= Description of the task =
Repeat every entry word for word, skipping the pictures.

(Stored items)
** START **

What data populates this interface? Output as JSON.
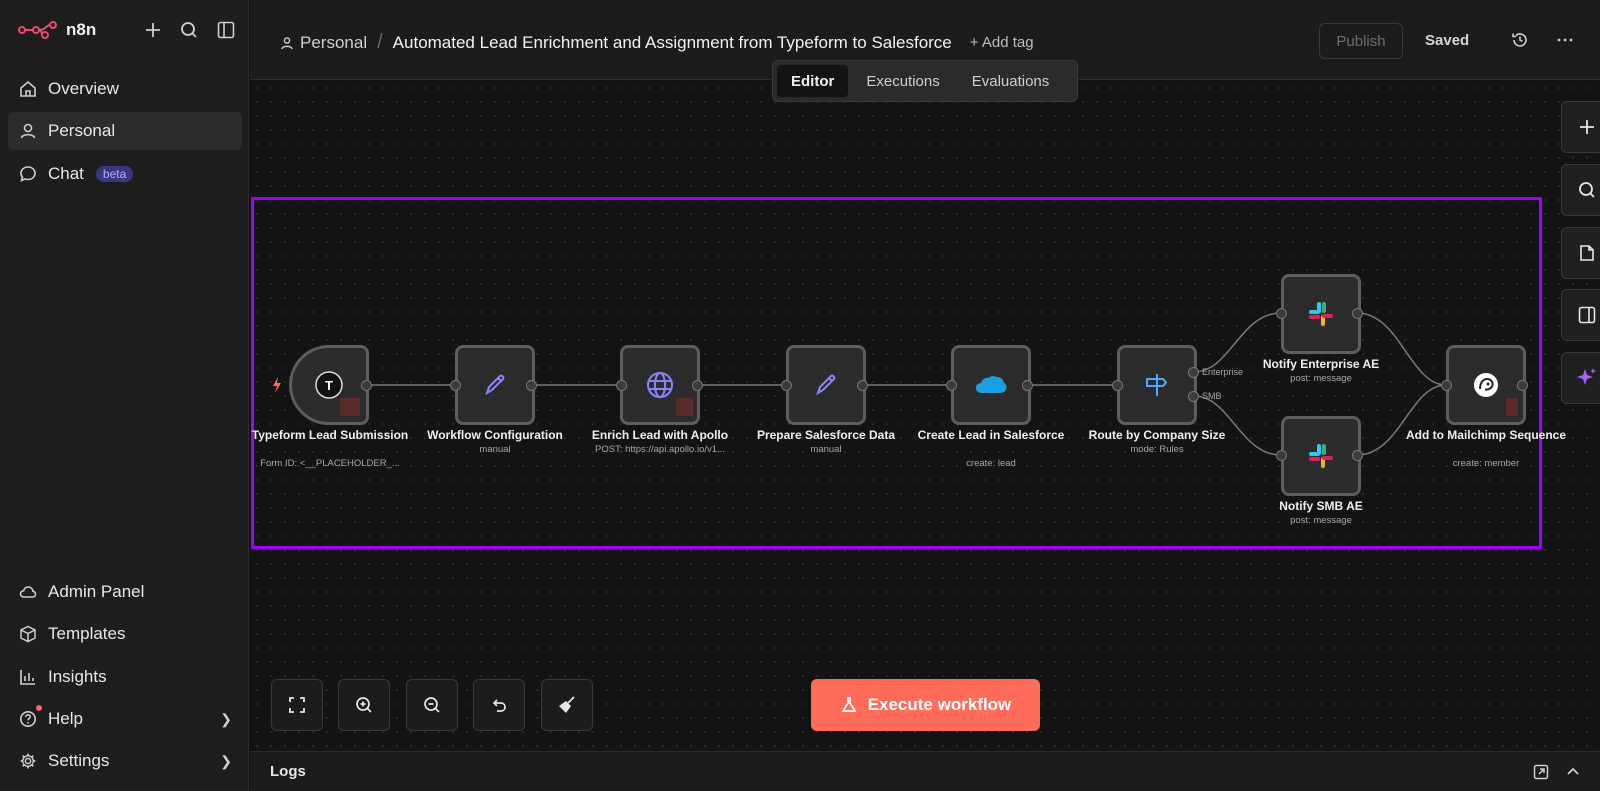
{
  "app": {
    "name": "n8n"
  },
  "sidebar": {
    "top_items": [
      {
        "label": "Overview",
        "icon": "home-icon"
      },
      {
        "label": "Personal",
        "icon": "user-icon",
        "active": true
      },
      {
        "label": "Chat",
        "icon": "chat-icon",
        "badge": "beta"
      }
    ],
    "bottom_items": [
      {
        "label": "Admin Panel",
        "icon": "cloud-icon"
      },
      {
        "label": "Templates",
        "icon": "box-icon"
      },
      {
        "label": "Insights",
        "icon": "bar-chart-icon"
      },
      {
        "label": "Help",
        "icon": "question-icon",
        "has_submenu": true
      },
      {
        "label": "Settings",
        "icon": "gear-icon",
        "has_submenu": true
      }
    ]
  },
  "header": {
    "project": "Personal",
    "separator": "/",
    "title": "Automated Lead Enrichment and Assignment from Typeform to Salesforce",
    "add_tag": "+ Add tag",
    "publish": "Publish",
    "saved": "Saved"
  },
  "tabs": [
    "Editor",
    "Executions",
    "Evaluations"
  ],
  "active_tab": "Editor",
  "nodes": [
    {
      "label": "Typeform Lead Submission",
      "sub": "Form ID: <__PLACEHOLDER_...",
      "icon": "typeform-icon"
    },
    {
      "label": "Workflow Configuration",
      "sub": "manual",
      "icon": "pencil-icon"
    },
    {
      "label": "Enrich Lead with Apollo",
      "sub": "POST: https://api.apollo.io/v1...",
      "icon": "globe-icon"
    },
    {
      "label": "Prepare Salesforce Data",
      "sub": "manual",
      "icon": "pencil-icon"
    },
    {
      "label": "Create Lead in Salesforce",
      "sub": "create: lead",
      "icon": "salesforce-icon"
    },
    {
      "label": "Route by Company Size",
      "sub": "mode: Rules",
      "icon": "signpost-icon",
      "outputs": [
        "Enterprise",
        "SMB"
      ]
    },
    {
      "label": "Notify Enterprise AE",
      "sub": "post: message",
      "icon": "slack-icon"
    },
    {
      "label": "Notify SMB AE",
      "sub": "post: message",
      "icon": "slack-icon"
    },
    {
      "label": "Add to Mailchimp Sequence",
      "sub": "create: member",
      "icon": "mailchimp-icon"
    }
  ],
  "execute_button": "Execute workflow",
  "logs": {
    "title": "Logs"
  },
  "colors": {
    "accent": "#ff6d5a",
    "selection": "#a100ff",
    "canvas": "#131313",
    "sidebar": "#1d1d1d"
  }
}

** END **

= Answer below =
What data populates this interface? Output as JSON.
{
  "app": {
    "name": "n8n"
  },
  "sidebar": {
    "top_items": [
      {
        "label": "Overview",
        "icon": "home-icon"
      },
      {
        "label": "Personal",
        "icon": "user-icon",
        "active": true
      },
      {
        "label": "Chat",
        "icon": "chat-icon",
        "badge": "beta"
      }
    ],
    "bottom_items": [
      {
        "label": "Admin Panel",
        "icon": "cloud-icon"
      },
      {
        "label": "Templates",
        "icon": "box-icon"
      },
      {
        "label": "Insights",
        "icon": "bar-chart-icon"
      },
      {
        "label": "Help",
        "icon": "question-icon",
        "has_submenu": true
      },
      {
        "label": "Settings",
        "icon": "gear-icon",
        "has_submenu": true
      }
    ]
  },
  "header": {
    "project": "Personal",
    "separator": "/",
    "title": "Automated Lead Enrichment and Assignment from Typeform to Salesforce",
    "add_tag": "+ Add tag",
    "publish": "Publish",
    "saved": "Saved"
  },
  "tabs": [
    "Editor",
    "Executions",
    "Evaluations"
  ],
  "active_tab": "Editor",
  "nodes": [
    {
      "label": "Typeform Lead Submission",
      "sub": "Form ID: <__PLACEHOLDER_...",
      "icon": "typeform-icon"
    },
    {
      "label": "Workflow Configuration",
      "sub": "manual",
      "icon": "pencil-icon"
    },
    {
      "label": "Enrich Lead with Apollo",
      "sub": "POST: https://api.apollo.io/v1...",
      "icon": "globe-icon"
    },
    {
      "label": "Prepare Salesforce Data",
      "sub": "manual",
      "icon": "pencil-icon"
    },
    {
      "label": "Create Lead in Salesforce",
      "sub": "create: lead",
      "icon": "salesforce-icon"
    },
    {
      "label": "Route by Company Size",
      "sub": "mode: Rules",
      "icon": "signpost-icon",
      "outputs": [
        "Enterprise",
        "SMB"
      ]
    },
    {
      "label": "Notify Enterprise AE",
      "sub": "post: message",
      "icon": "slack-icon"
    },
    {
      "label": "Notify SMB AE",
      "sub": "post: message",
      "icon": "slack-icon"
    },
    {
      "label": "Add to Mailchimp Sequence",
      "sub": "create: member",
      "icon": "mailchimp-icon"
    }
  ],
  "execute_button": "Execute workflow",
  "logs": {
    "title": "Logs"
  },
  "colors": {
    "accent": "#ff6d5a",
    "selection": "#a100ff",
    "canvas": "#131313",
    "sidebar": "#1d1d1d"
  }
}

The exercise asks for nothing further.